Ziel der Übung: Übertrage aus der unten folgenden Stellungnahme zur Unterrichtsversorgung diesen Satz ins Englische: „Leider kann man jedoch über das, was unsere Schulen seit Jahren zu Beginn eines jeden Schulhalbjahres zu erwarten haben, nicht lachen.“

Vorliegender Text:
○ ○ ○ ○ ○ ○ ○

VNL-Statement zum 2. Schulhalbjahr 2023/2024
- Unterrichtsversorgung an den nicht-gymnasialen Schulformen mit durchschnittlich 93,6 Prozent weiterhin deutlich schlechter als der ohnehin schon niedrige Gesamtdurchschnitt
- Wo bleibt der Bildungsruck in unserem Land, es brennt!
Die Ausführungen der Kultusministerin zum 2. Schulhalbjahr 2023/2024 kommentiert Torsten Neumann, Vorsitzender des Verbandes Niedersächsischer Lehrkräfte VNL, wie folgt:
„The same procedure as every year – beim Blick auf die heute von Kultusministerin Julia Willie Hamburg vorgestellten Zahlen zum 2. Schulhalbjahr fühlt man sich unweigerlich an die kultige Aussage aus dem Sketch ‚Dinner for one‘ erinnert. Leider kann man jedoch über das, was unsere Schulen seit Jahren zu Beginn eines jeden Schulhalbjahres zu erwarten haben, nicht lachen. Die Lage ist und bleibt sehr ernst, wie jedes (Halb)Jahr. Mit einer durchschnittlichen Versorgung von nunmehr 96,9 Prozent sind wir von einer ordentlichen Unterrichtsversorgung immer noch weit entfernt, insbesondere wenn man auf die deutlich schlechtere Unterrichtsversorgung von lediglich durchschnittlich 93,6 Prozent bei den nicht-gymnasialen Schulformen blickt. Dabei muss man wissen, dass selbst eine 100-prozentige Unterrichtsversorgung im Schulalltag noch keine Vollversorgung bedeutet. Für diese bräuchte man eine Vertretungsreserve von 110 Prozent, davon können wir jedoch nur träumen.

○ ○ ○ ○ ○ ○ ○

Datensätze:
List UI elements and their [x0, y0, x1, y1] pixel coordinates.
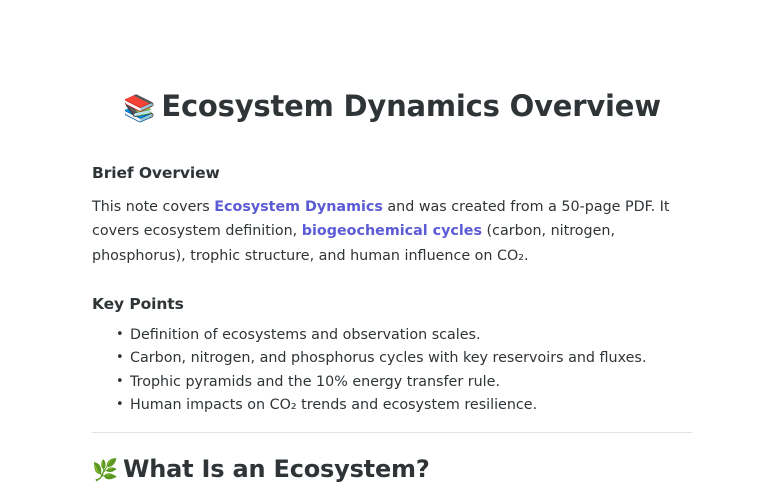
section-heading-key-points: Key Points [92, 295, 692, 313]
section-heading-brief-overview: Brief Overview [92, 164, 692, 182]
key-points-list: Definition of ecosystems and observation… [92, 324, 692, 417]
link-ecosystem-dynamics[interactable]: Ecosystem Dynamics [214, 199, 383, 215]
link-biogeochemical-cycles[interactable]: biogeochemical cycles [302, 223, 482, 239]
books-icon: 📚 [123, 94, 155, 124]
section-divider [92, 432, 692, 433]
list-item: Definition of ecosystems and observation… [130, 324, 692, 347]
big-heading-text: What Is an Ecosystem? [123, 455, 430, 483]
list-item: Human impacts on CO₂ trends and ecosyste… [130, 394, 692, 417]
paragraph-text-part1: This note covers [92, 199, 214, 215]
herb-icon: 🌿 [92, 458, 118, 482]
page-title: 📚Ecosystem Dynamics Overview [92, 0, 692, 126]
document-page: 📚Ecosystem Dynamics Overview Brief Overv… [0, 0, 784, 441]
brief-overview-paragraph: This note covers Ecosystem Dynamics and … [92, 195, 692, 269]
page-title-text: Ecosystem Dynamics Overview [161, 89, 661, 123]
list-item: Trophic pyramids and the 10% energy tran… [130, 371, 692, 394]
list-item: Carbon, nitrogen, and phosphorus cycles … [130, 347, 692, 370]
section-heading-what-is-an-ecosystem: 🌿What Is an Ecosystem? [92, 455, 692, 483]
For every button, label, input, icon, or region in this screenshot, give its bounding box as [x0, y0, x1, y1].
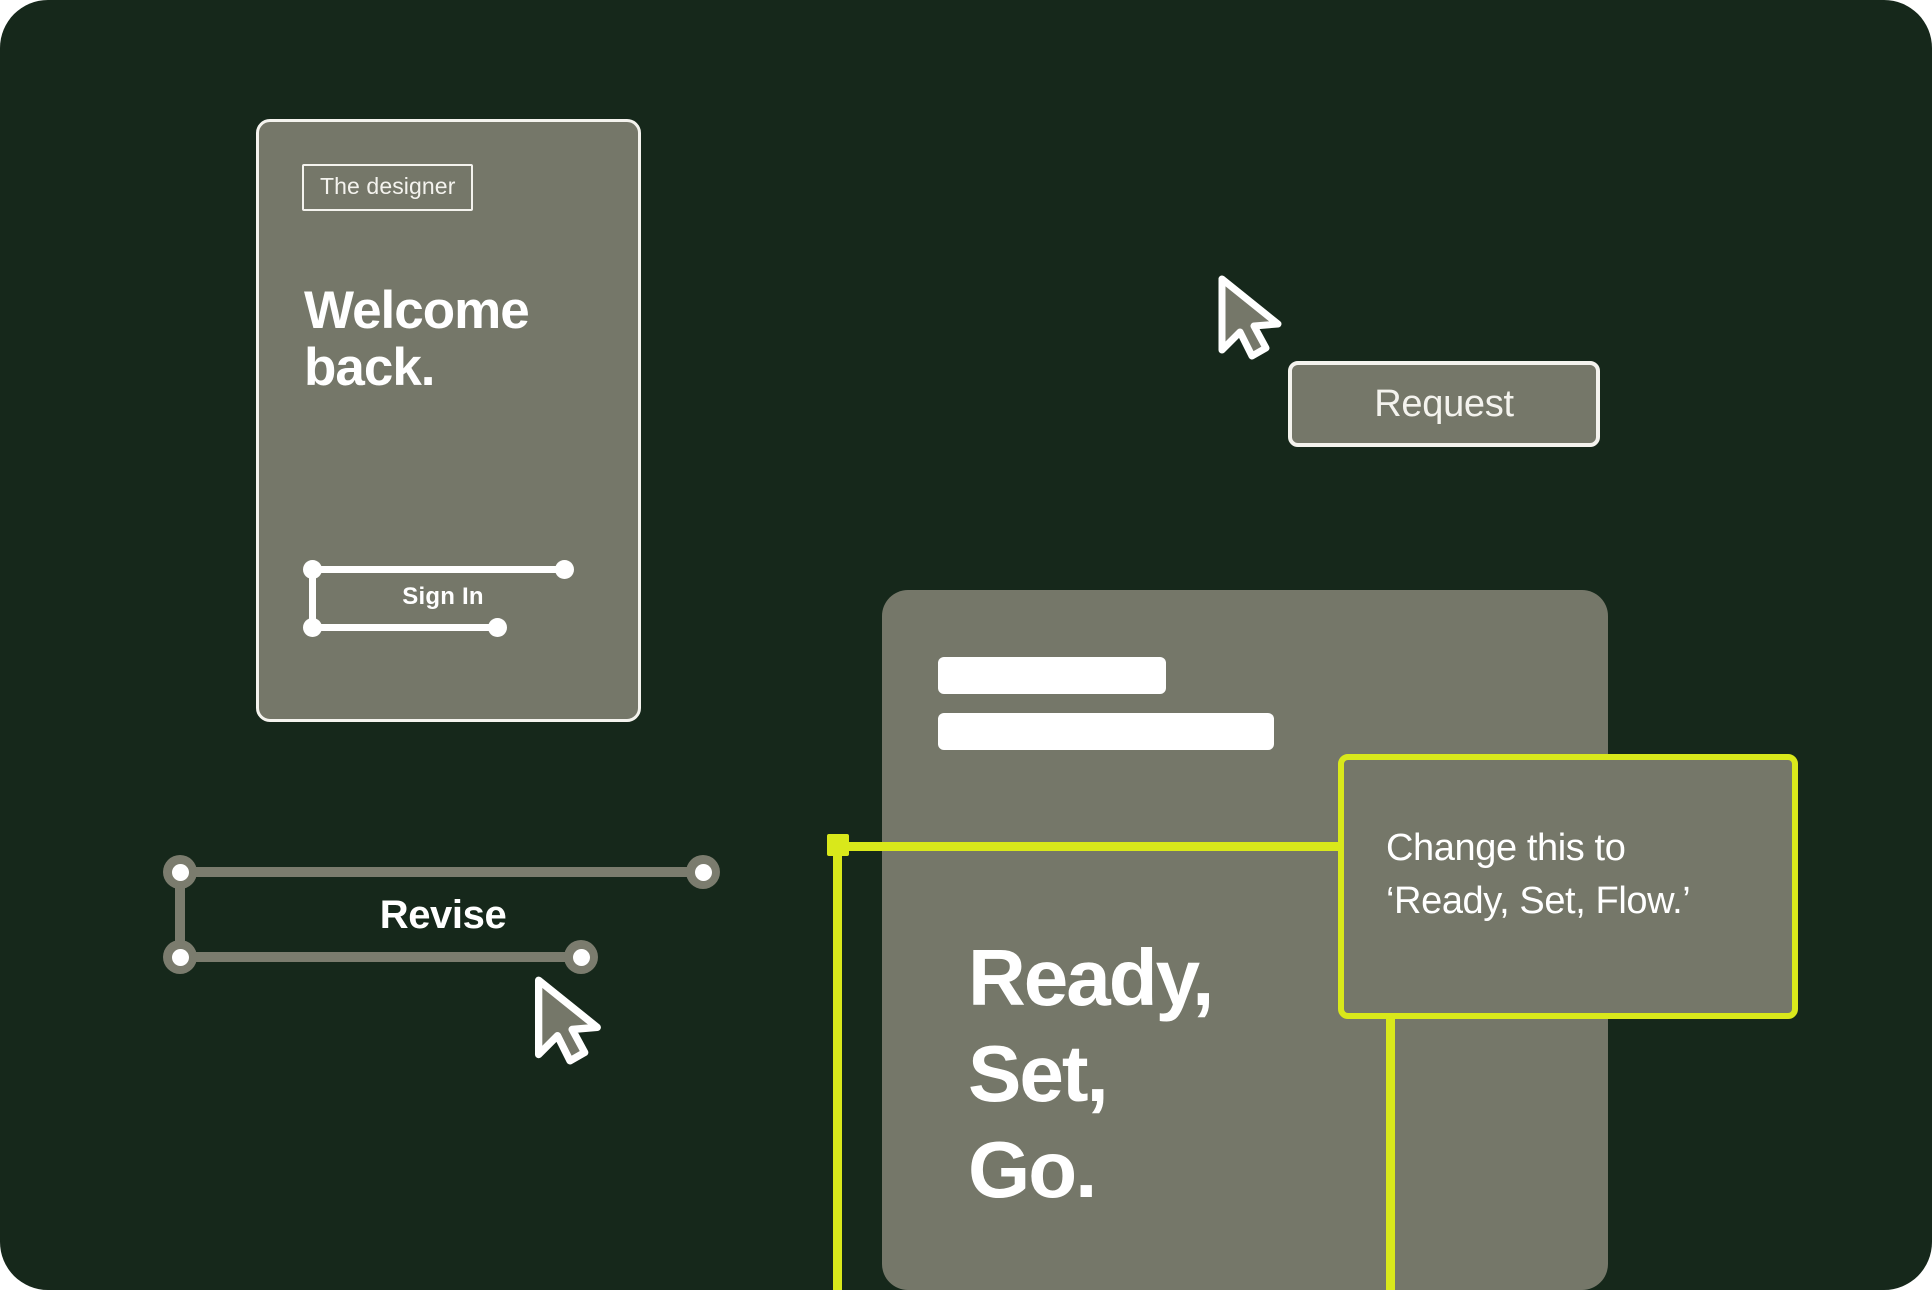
- pointer-cursor-icon: [530, 975, 608, 1070]
- annotation-line-1: Change this to: [1386, 827, 1625, 869]
- selection-line-bottom: [311, 624, 496, 631]
- headline-line-1: Ready,: [968, 933, 1212, 1022]
- pointer-cursor-icon: [1214, 274, 1288, 365]
- annotation-tooltip-text: Change this to ‘Ready, Set, Flow.’: [1386, 822, 1766, 928]
- selection-handle-bottom-left[interactable]: [163, 940, 197, 974]
- annotation-connector-horizontal: [828, 842, 1341, 851]
- placeholder-bar-1: [938, 657, 1166, 694]
- artboard-headline[interactable]: Ready, Set, Go.: [968, 930, 1328, 1218]
- annotation-line-2: ‘Ready, Set, Flow.’: [1386, 875, 1766, 928]
- annotation-tooltip[interactable]: Change this to ‘Ready, Set, Flow.’: [1338, 754, 1798, 1019]
- request-button[interactable]: Request: [1288, 361, 1600, 447]
- selection-corner-handle[interactable]: [827, 834, 849, 856]
- selection-handle-top-right[interactable]: [686, 855, 720, 889]
- selection-handle-top-left[interactable]: [163, 855, 197, 889]
- revise-selection[interactable]: Revise: [163, 855, 723, 965]
- headline-line-2: Set,: [968, 1029, 1107, 1118]
- sign-in-label: Sign In: [343, 583, 543, 611]
- selection-handle-bottom-right[interactable]: [564, 940, 598, 974]
- selection-line-bottom: [179, 952, 581, 962]
- selection-handle-bottom-left[interactable]: [303, 618, 322, 637]
- selection-handle-bottom-right[interactable]: [488, 618, 507, 637]
- selection-line-top: [179, 867, 703, 877]
- selection-handle-top-right[interactable]: [555, 560, 574, 579]
- headline-line-3: Go.: [968, 1125, 1095, 1214]
- sign-in-selection[interactable]: Sign In: [303, 560, 578, 640]
- welcome-line-1: Welcome: [304, 281, 529, 340]
- welcome-line-2: back.: [304, 338, 435, 397]
- design-canvas: The designer Welcome back. Sign In Reque…: [0, 0, 1932, 1290]
- selection-handle-top-left[interactable]: [303, 560, 322, 579]
- annotation-connector-vertical-down: [1386, 1015, 1395, 1290]
- placeholder-bar-2: [938, 713, 1274, 750]
- annotation-connector-vertical-left: [833, 846, 842, 1290]
- welcome-heading: Welcome back.: [304, 282, 604, 396]
- selection-line-top: [311, 566, 563, 573]
- revise-label: Revise: [163, 893, 723, 938]
- designer-badge: The designer: [302, 164, 473, 211]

○ ○ ○ ○ ○ ○ ○

Die Antwort: Unfortunately, however, one cannot laugh about what our schools have had to expect at the start of every school semester for years.